- Provided records -
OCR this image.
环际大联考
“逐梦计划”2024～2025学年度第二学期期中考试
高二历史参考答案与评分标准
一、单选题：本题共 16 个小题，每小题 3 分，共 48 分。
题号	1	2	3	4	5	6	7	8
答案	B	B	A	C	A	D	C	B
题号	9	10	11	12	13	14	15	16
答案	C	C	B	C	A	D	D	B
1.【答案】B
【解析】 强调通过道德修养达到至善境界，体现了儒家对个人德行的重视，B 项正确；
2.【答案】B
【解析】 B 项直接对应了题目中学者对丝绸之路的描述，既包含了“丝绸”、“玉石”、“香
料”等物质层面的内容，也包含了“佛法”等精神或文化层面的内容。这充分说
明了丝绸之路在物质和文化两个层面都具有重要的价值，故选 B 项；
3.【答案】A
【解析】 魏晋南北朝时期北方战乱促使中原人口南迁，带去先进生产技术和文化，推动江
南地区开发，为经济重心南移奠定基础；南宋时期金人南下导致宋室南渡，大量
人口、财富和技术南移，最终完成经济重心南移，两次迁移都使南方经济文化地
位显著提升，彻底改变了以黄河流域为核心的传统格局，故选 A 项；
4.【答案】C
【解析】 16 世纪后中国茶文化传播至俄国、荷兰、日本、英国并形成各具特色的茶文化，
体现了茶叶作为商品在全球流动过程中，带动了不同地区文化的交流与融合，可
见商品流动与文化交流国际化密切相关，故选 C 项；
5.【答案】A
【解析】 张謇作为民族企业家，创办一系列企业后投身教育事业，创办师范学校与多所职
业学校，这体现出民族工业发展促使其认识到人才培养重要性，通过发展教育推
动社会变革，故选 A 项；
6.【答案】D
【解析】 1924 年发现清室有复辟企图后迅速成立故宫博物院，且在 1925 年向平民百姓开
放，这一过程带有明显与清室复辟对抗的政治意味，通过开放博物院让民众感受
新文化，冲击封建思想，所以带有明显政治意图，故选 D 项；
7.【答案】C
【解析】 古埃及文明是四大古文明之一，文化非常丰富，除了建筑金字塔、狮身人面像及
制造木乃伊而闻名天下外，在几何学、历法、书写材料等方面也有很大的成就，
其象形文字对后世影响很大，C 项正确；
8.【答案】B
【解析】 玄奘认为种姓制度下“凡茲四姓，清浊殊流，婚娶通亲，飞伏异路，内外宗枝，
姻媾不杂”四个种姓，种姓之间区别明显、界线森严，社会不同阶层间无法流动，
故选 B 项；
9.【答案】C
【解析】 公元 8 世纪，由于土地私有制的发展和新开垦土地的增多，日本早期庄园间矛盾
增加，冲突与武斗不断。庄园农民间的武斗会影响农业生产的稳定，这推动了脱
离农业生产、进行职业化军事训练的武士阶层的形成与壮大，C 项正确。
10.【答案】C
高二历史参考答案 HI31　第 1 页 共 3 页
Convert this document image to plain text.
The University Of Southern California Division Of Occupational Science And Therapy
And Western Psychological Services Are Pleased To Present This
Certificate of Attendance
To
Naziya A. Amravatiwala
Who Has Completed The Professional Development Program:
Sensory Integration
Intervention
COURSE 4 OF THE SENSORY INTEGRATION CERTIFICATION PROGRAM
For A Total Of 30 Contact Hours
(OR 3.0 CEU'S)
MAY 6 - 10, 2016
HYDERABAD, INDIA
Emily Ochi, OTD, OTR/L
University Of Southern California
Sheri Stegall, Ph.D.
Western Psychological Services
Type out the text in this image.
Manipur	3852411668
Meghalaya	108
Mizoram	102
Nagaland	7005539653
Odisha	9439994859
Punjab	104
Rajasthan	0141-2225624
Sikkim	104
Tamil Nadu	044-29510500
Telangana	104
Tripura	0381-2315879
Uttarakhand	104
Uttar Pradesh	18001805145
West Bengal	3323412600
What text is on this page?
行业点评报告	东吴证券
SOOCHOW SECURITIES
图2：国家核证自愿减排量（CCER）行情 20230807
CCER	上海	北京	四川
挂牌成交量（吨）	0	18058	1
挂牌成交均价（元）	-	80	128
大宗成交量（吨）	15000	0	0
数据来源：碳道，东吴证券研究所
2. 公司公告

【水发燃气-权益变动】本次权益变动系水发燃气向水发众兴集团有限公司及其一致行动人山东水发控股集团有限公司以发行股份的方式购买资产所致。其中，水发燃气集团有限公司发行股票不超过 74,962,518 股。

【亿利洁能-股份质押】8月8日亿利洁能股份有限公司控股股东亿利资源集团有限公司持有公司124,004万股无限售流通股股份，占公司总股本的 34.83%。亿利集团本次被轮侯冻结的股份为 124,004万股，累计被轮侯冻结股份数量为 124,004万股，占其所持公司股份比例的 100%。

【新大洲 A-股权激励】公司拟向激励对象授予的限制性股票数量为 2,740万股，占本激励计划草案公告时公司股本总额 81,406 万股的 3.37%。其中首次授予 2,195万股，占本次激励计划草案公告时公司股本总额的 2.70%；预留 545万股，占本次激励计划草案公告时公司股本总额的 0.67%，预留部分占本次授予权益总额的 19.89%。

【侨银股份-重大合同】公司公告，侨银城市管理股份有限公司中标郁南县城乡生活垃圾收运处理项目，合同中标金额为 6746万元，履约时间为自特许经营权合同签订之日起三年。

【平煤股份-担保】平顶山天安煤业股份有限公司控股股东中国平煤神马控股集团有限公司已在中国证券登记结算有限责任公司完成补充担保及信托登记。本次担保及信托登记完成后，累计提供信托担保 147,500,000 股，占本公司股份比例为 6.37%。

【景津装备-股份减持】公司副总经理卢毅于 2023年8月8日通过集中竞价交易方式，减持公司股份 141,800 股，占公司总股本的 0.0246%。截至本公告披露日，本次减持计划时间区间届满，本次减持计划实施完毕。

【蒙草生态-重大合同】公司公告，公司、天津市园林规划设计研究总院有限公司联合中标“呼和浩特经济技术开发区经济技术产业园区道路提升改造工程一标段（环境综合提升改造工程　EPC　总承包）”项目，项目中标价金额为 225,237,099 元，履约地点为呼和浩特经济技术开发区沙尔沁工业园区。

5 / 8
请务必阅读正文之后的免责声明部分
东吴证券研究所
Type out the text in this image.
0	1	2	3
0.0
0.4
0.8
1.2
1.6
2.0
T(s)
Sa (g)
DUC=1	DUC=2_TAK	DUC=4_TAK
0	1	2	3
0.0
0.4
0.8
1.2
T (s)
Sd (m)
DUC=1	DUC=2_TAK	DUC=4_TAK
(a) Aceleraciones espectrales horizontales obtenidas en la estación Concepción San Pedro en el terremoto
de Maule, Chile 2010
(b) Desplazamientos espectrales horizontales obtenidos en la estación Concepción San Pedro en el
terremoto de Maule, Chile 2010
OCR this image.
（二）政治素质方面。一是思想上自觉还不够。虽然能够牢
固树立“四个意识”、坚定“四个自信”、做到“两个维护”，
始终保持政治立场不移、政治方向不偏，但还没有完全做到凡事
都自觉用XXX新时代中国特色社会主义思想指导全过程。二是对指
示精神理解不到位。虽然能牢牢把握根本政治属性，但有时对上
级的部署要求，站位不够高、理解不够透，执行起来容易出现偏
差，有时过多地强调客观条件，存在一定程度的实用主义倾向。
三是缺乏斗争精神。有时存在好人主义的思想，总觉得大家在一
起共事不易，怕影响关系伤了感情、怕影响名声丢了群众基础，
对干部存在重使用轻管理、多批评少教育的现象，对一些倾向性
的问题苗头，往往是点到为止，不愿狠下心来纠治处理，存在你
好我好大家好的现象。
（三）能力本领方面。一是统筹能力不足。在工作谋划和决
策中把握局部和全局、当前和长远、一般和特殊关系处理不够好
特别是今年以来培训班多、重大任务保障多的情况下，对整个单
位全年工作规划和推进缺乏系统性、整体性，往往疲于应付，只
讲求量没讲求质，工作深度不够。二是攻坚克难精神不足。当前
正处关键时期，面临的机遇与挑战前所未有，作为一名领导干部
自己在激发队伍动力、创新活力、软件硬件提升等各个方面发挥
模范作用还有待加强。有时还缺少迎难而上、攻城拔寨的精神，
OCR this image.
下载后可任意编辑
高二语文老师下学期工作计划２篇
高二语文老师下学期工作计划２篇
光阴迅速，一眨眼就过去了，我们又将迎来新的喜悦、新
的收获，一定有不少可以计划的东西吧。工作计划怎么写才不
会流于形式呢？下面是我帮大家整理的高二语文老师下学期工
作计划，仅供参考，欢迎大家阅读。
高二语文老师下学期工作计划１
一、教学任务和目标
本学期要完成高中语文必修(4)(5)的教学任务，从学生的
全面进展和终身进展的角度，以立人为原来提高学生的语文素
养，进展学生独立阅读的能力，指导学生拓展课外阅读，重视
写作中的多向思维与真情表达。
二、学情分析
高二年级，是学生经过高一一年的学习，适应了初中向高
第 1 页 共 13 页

- Written request -
Using the listing above, show each line holding the string "estación".

- The completed task -
(a) Aceleraciones espectrales horizontales obtenidas en la estación Concepción San Pedro en el terremoto
(b) Desplazamientos espectrales horizontales obtenidos en la estación Concepción San Pedro en el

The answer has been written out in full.